**AVAILABLE DATA**.
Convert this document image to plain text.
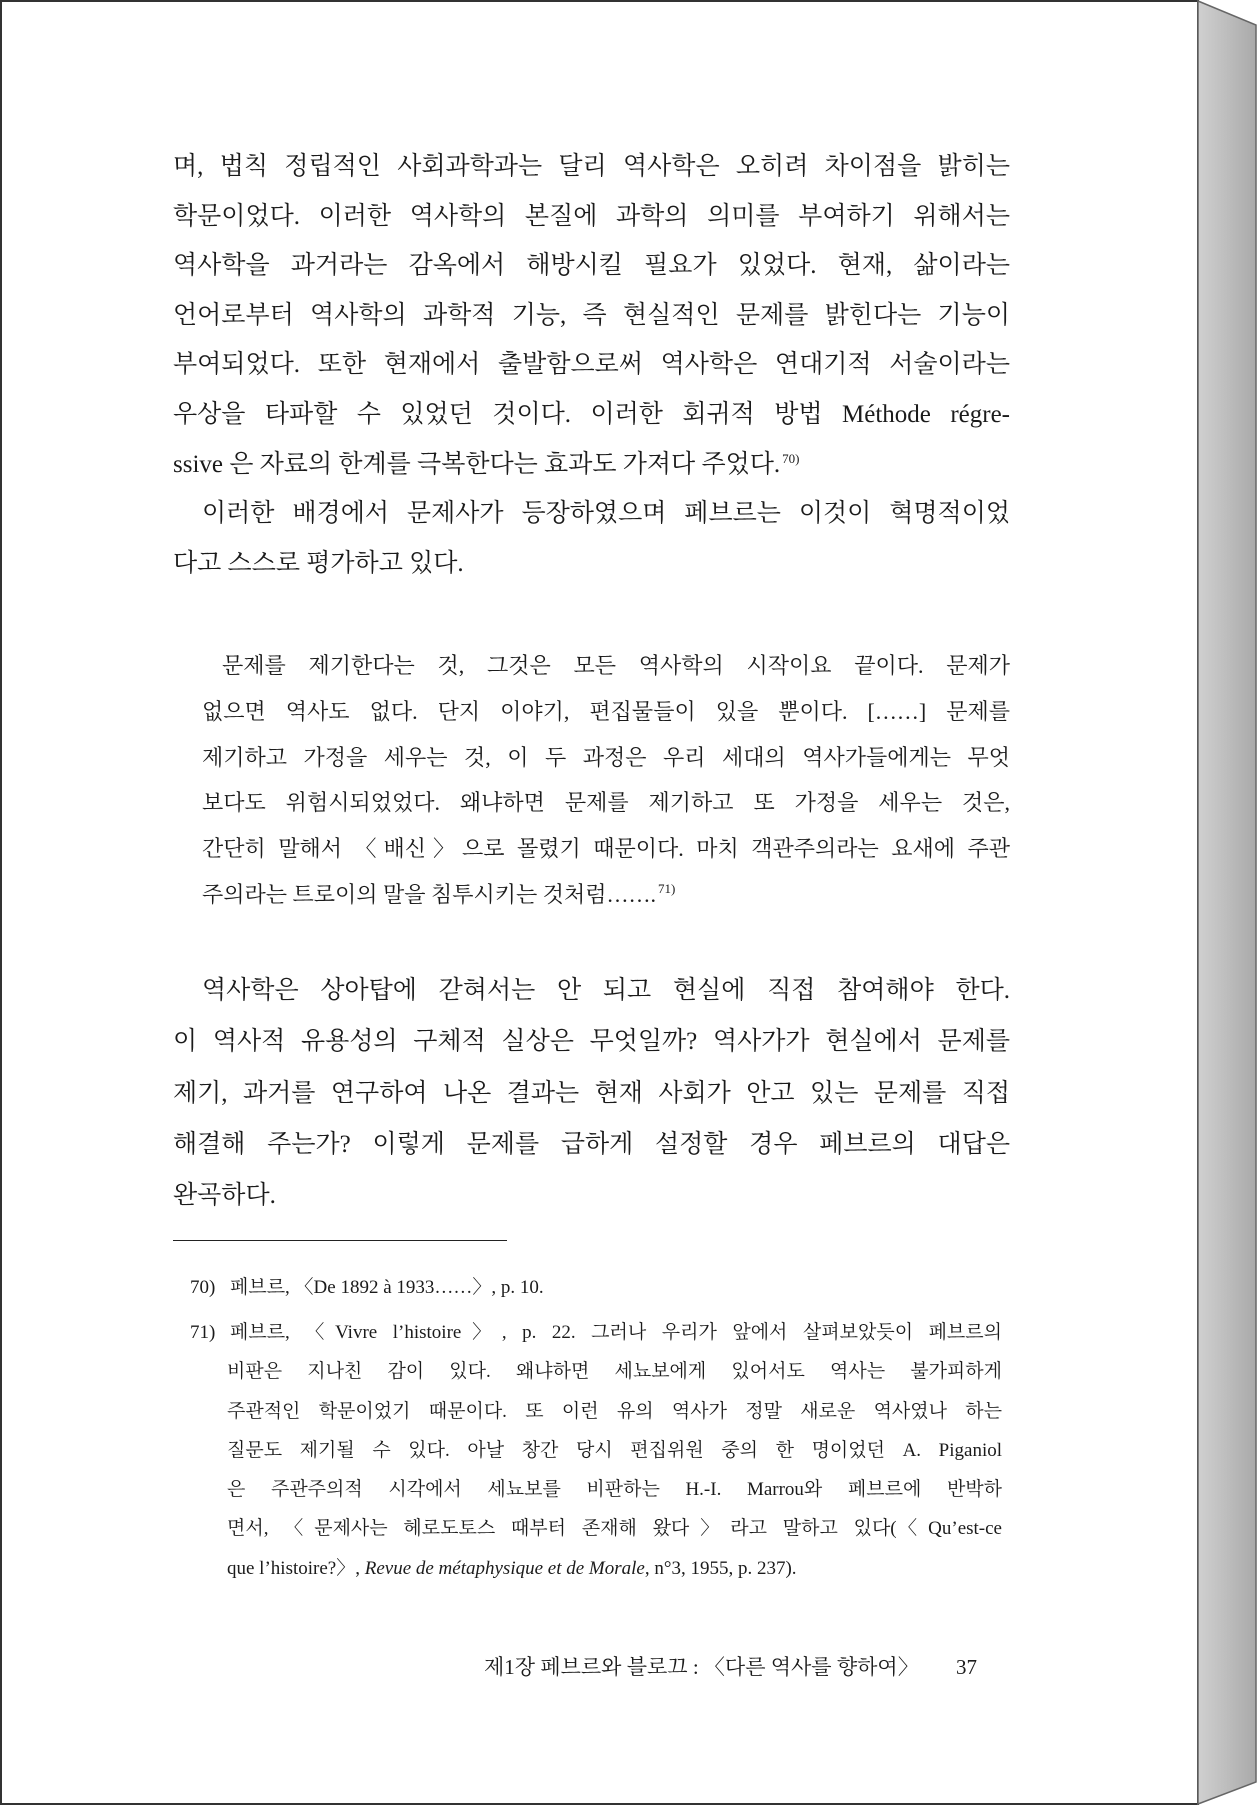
며, 법칙 정립적인 사회과학과는 달리 역사학은 오히려 차이점을 밝히는
학문이었다. 이러한 역사학의 본질에 과학의 의미를 부여하기 위해서는
역사학을 과거라는 감옥에서 해방시킬 필요가 있었다. 현재, 삶이라는
언어로부터 역사학의 과학적 기능, 즉 현실적인 문제를 밝힌다는 기능이
부여되었다. 또한 현재에서 출발함으로써 역사학은 연대기적 서술이라는
우상을 타파할 수 있었던 것이다. 이러한 회귀적 방법 Méthode régre-
ssive 은 자료의 한계를 극복한다는 효과도 가져다 주었다. $^{70)}$
이러한 배경에서 문제사가 등장하였으며 페브르는 이것이 혁명적이었
다고 스스로 평가하고 있다.
문제를 제기한다는 것, 그것은 모든 역사학의 시작이요 끝이다. 문제가
없으면 역사도 없다. 단지 이야기, 편집물들이 있을 뿐이다. [……] 문제를
제기하고 가정을 세우는 것, 이 두 과정은 우리 세대의 역사가들에게는 무엇
보다도 위험시되었었다. 왜냐하면 문제를 제기하고 또 가정을 세우는 것은,
간단히 말해서 〈배신〉으로 몰렸기 때문이다. 마치 객관주의라는 요새에 주관
주의라는 트로이의 말을 침투시키는 것처럼……. $^{71)}$
역사학은 상아탑에 갇혀서는 안 되고 현실에 직접 참여해야 한다.
이 역사적 유용성의 구체적 실상은 무엇일까? 역사가가 현실에서 문제를
제기, 과거를 연구하여 나온 결과는 현재 사회가 안고 있는 문제를 직접
해결해 주는가? 이렇게 문제를 급하게 설정할 경우 페브르의 대답은
완곡하다.
70) 페브르, 〈De 1892 à 1933……〉, p. 10.
71) 페브르, 〈Vivre l’histoire〉, p. 22. 그러나 우리가 앞에서 살펴보았듯이 페브르의
비판은 지나친 감이 있다. 왜냐하면 세뇨보에게 있어서도 역사는 불가피하게
주관적인 학문이었기 때문이다. 또 이런 유의 역사가 정말 새로운 역사였나 하는
질문도 제기될 수 있다. 아날 창간 당시 편집위원 중의 한 명이었던 A. Piganiol
은 주관주의적 시각에서 세뇨보를 비판하는 H.-I. Marrou와 페브르에 반박하
면서, 〈문제사는 헤로도토스 때부터 존재해 왔다〉라고 말하고 있다(〈Qu’est-ce
que l’histoire?〉, Revue de métaphysique et de Morale, n°3, 1955, p. 237).
제1장 페브르와 블로끄 : 〈다른 역사를 향하여〉 37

**WRITTEN PROBLEM**.
Leave out the pictures and transcribe everything else exactly.

**RESULT FOR THIS TASK**.
Convert this document image to plain text.
며, 법칙 정립적인 사회과학과는 달리 역사학은 오히려 차이점을 밝히는
학문이었다. 이러한 역사학의 본질에 과학의 의미를 부여하기 위해서는
역사학을 과거라는 감옥에서 해방시킬 필요가 있었다. 현재, 삶이라는
언어로부터 역사학의 과학적 기능, 즉 현실적인 문제를 밝힌다는 기능이
부여되었다. 또한 현재에서 출발함으로써 역사학은 연대기적 서술이라는
우상을 타파할 수 있었던 것이다. 이러한 회귀적 방법 Méthode régre-
ssive 은 자료의 한계를 극복한다는 효과도 가져다 주었다. $^{70)}$
이러한 배경에서 문제사가 등장하였으며 페브르는 이것이 혁명적이었
다고 스스로 평가하고 있다.
문제를 제기한다는 것, 그것은 모든 역사학의 시작이요 끝이다. 문제가
없으면 역사도 없다. 단지 이야기, 편집물들이 있을 뿐이다. [……] 문제를
제기하고 가정을 세우는 것, 이 두 과정은 우리 세대의 역사가들에게는 무엇
보다도 위험시되었었다. 왜냐하면 문제를 제기하고 또 가정을 세우는 것은,
간단히 말해서 〈배신〉으로 몰렸기 때문이다. 마치 객관주의라는 요새에 주관
주의라는 트로이의 말을 침투시키는 것처럼……. $^{71)}$
역사학은 상아탑에 갇혀서는 안 되고 현실에 직접 참여해야 한다.
이 역사적 유용성의 구체적 실상은 무엇일까? 역사가가 현실에서 문제를
제기, 과거를 연구하여 나온 결과는 현재 사회가 안고 있는 문제를 직접
해결해 주는가? 이렇게 문제를 급하게 설정할 경우 페브르의 대답은
완곡하다.
70) 페브르, 〈De 1892 à 1933……〉, p. 10.
71) 페브르, 〈Vivre l’histoire〉, p. 22. 그러나 우리가 앞에서 살펴보았듯이 페브르의
비판은 지나친 감이 있다. 왜냐하면 세뇨보에게 있어서도 역사는 불가피하게
주관적인 학문이었기 때문이다. 또 이런 유의 역사가 정말 새로운 역사였나 하는
질문도 제기될 수 있다. 아날 창간 당시 편집위원 중의 한 명이었던 A. Piganiol
은 주관주의적 시각에서 세뇨보를 비판하는 H.-I. Marrou와 페브르에 반박하
면서, 〈문제사는 헤로도토스 때부터 존재해 왔다〉라고 말하고 있다(〈Qu’est-ce
que l’histoire?〉, Revue de métaphysique et de Morale, n°3, 1955, p. 237).
제1장 페브르와 블로끄 : 〈다른 역사를 향하여〉 37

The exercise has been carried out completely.